--- Start of Dataset excerpts ---

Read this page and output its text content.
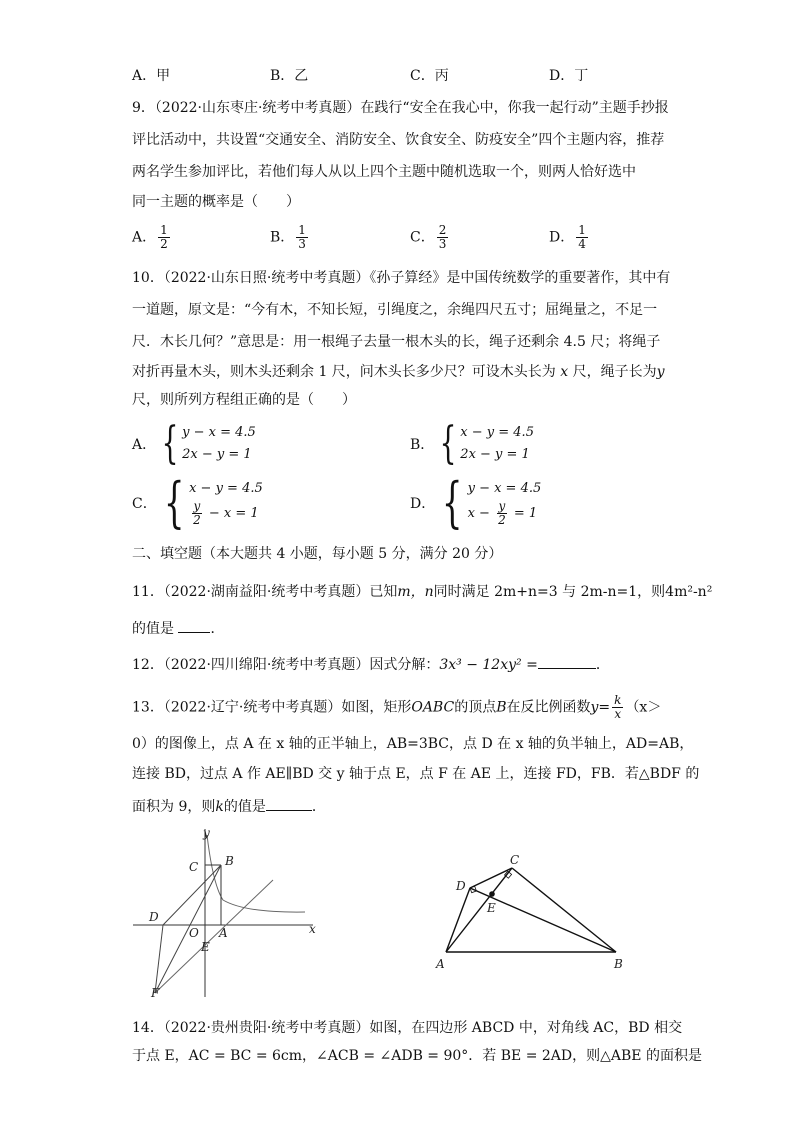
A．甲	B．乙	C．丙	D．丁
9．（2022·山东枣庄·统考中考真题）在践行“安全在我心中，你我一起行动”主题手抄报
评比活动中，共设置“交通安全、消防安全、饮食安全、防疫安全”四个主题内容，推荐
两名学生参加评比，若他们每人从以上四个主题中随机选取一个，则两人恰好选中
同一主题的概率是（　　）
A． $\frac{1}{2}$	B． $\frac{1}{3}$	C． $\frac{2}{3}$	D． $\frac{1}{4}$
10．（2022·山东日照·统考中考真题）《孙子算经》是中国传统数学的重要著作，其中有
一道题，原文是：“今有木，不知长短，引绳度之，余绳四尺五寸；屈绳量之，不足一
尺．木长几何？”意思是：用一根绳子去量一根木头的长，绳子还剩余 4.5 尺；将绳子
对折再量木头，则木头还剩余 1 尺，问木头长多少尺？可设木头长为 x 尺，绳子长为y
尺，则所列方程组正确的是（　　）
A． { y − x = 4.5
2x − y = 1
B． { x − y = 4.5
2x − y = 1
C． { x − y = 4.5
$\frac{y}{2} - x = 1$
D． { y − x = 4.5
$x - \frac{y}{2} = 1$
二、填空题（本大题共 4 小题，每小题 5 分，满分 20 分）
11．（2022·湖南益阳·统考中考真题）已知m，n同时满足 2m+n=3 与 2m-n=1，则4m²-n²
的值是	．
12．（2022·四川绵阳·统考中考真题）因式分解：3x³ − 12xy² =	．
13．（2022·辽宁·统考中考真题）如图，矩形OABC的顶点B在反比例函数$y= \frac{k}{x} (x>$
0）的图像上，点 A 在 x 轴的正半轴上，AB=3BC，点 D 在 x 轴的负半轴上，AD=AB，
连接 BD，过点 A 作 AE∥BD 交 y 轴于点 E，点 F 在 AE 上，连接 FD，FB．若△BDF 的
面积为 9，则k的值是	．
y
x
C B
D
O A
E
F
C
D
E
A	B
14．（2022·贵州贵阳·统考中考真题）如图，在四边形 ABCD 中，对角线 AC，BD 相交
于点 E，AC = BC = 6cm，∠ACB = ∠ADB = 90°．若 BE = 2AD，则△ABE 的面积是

--- End of Dataset excerpts ---
--- Start of Dataset excerpts ---

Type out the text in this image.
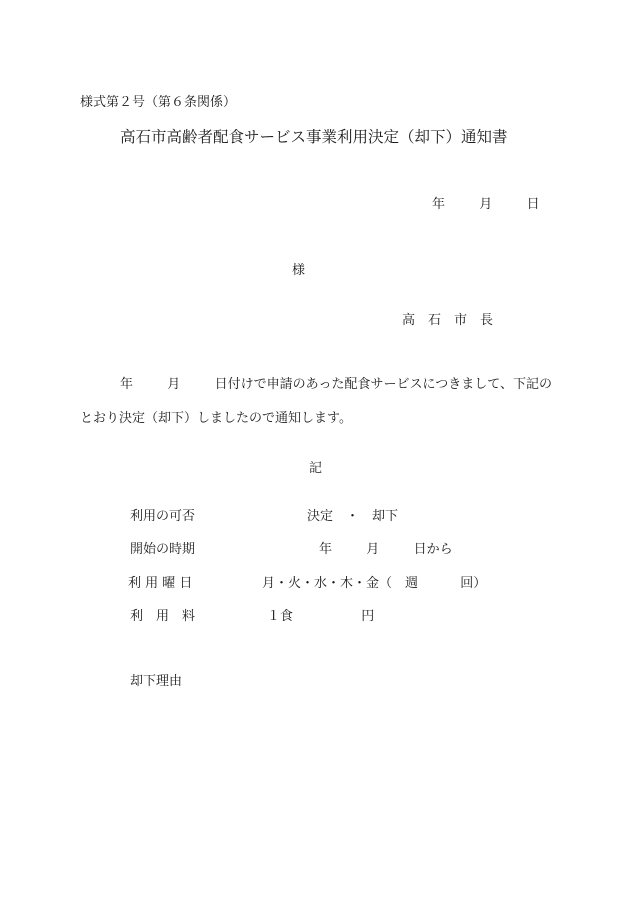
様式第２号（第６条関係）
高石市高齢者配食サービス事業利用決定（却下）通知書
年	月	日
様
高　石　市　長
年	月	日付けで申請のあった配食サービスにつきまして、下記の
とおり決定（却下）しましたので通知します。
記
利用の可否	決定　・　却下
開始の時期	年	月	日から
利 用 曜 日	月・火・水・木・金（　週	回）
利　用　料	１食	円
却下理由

--- End of Dataset excerpts ---
--- Start of Dataset excerpts ---

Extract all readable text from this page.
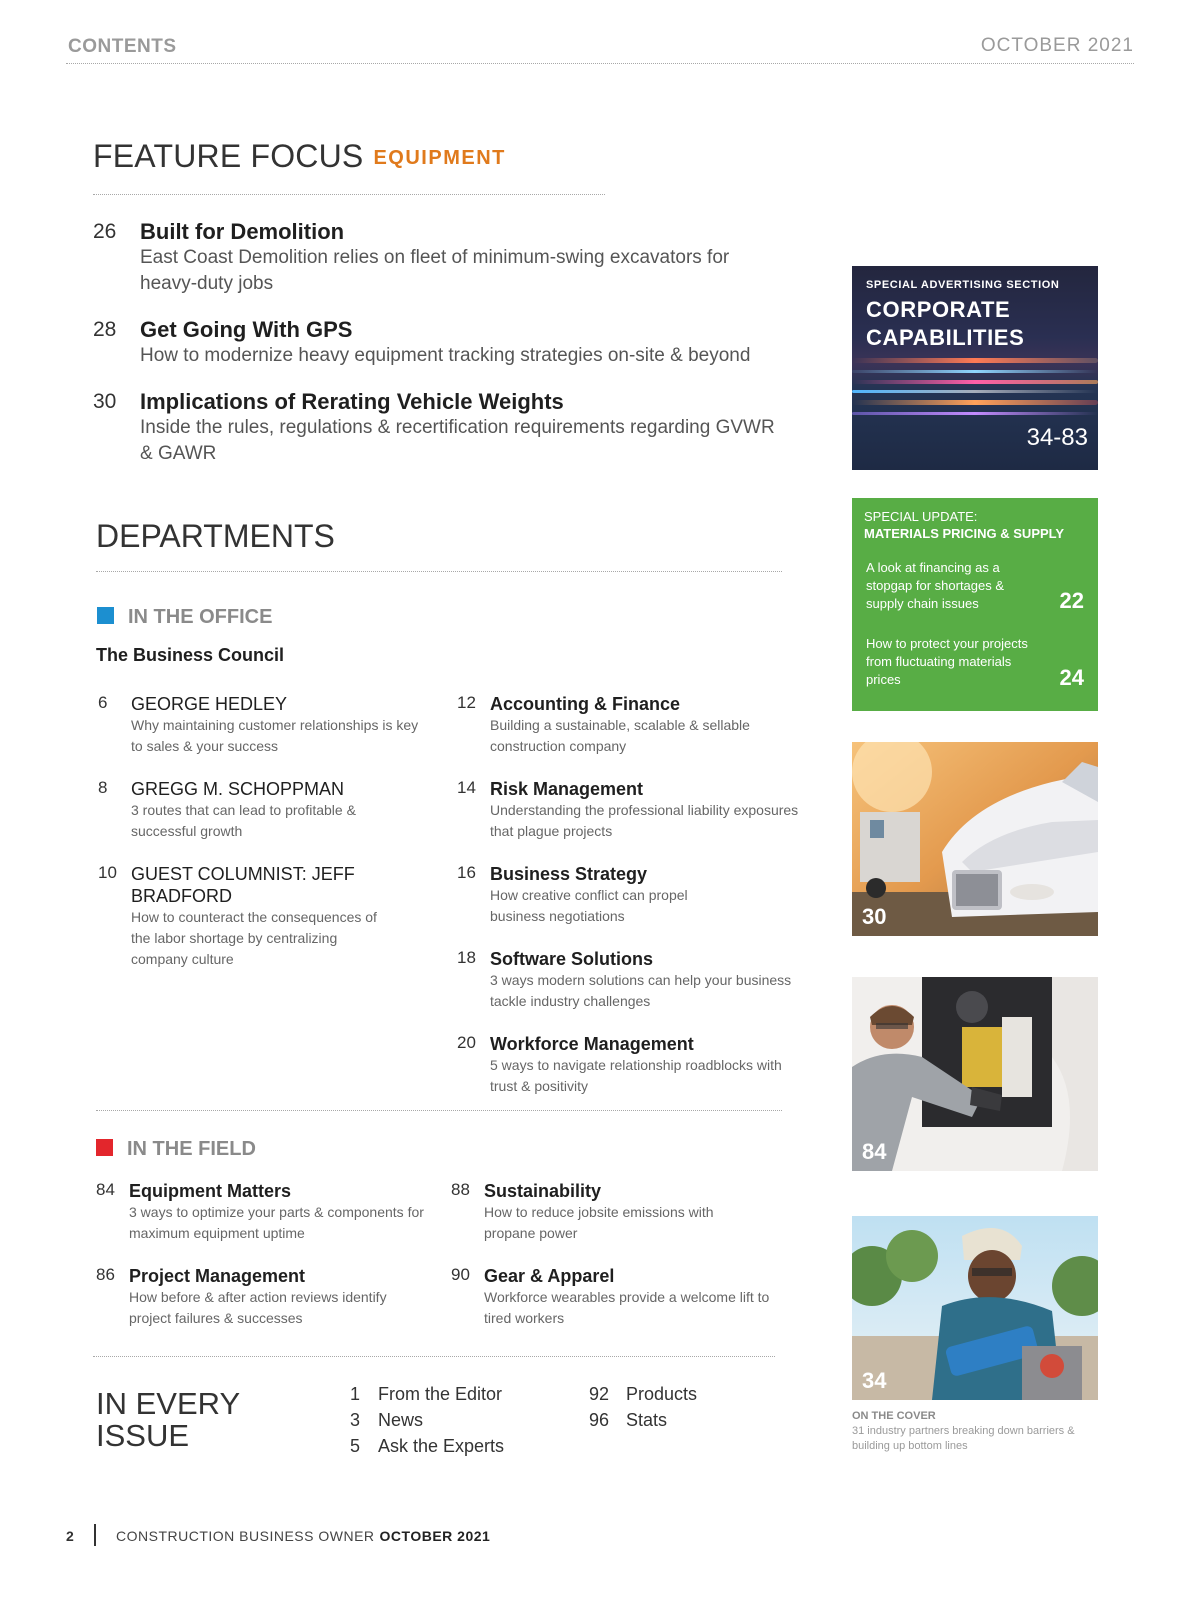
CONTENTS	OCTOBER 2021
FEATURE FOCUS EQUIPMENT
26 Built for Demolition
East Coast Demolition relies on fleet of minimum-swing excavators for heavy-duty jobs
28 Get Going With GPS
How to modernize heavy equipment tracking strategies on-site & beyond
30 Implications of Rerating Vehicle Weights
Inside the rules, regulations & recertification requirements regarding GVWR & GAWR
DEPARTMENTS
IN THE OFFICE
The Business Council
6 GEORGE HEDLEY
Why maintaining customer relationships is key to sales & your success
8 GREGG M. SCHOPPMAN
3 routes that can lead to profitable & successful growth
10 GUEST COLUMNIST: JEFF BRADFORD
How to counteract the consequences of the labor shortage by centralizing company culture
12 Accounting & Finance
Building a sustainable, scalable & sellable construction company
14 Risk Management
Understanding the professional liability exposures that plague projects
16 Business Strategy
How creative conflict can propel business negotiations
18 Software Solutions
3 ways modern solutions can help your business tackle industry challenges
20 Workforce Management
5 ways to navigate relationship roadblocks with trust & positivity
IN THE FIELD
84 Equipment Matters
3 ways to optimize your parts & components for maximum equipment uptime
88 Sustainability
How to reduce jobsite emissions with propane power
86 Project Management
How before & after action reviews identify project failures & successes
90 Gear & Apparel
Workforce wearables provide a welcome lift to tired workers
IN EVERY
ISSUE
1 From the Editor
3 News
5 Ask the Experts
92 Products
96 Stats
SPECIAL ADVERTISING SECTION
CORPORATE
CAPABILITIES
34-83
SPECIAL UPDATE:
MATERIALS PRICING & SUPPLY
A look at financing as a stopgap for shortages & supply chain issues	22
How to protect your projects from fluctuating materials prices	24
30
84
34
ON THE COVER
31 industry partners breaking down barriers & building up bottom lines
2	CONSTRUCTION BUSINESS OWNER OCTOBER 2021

--- End of Dataset excerpts ---

▸ **Exercise directions**
Go through the listing above and pull out each line containing the word "your".

▸ **Task response**
Why maintaining customer relationships is key to sales & your success
3 ways modern solutions can help your business tackle industry challenges
3 ways to optimize your parts & components for maximum equipment uptime
How to protect your projects from fluctuating materials prices	24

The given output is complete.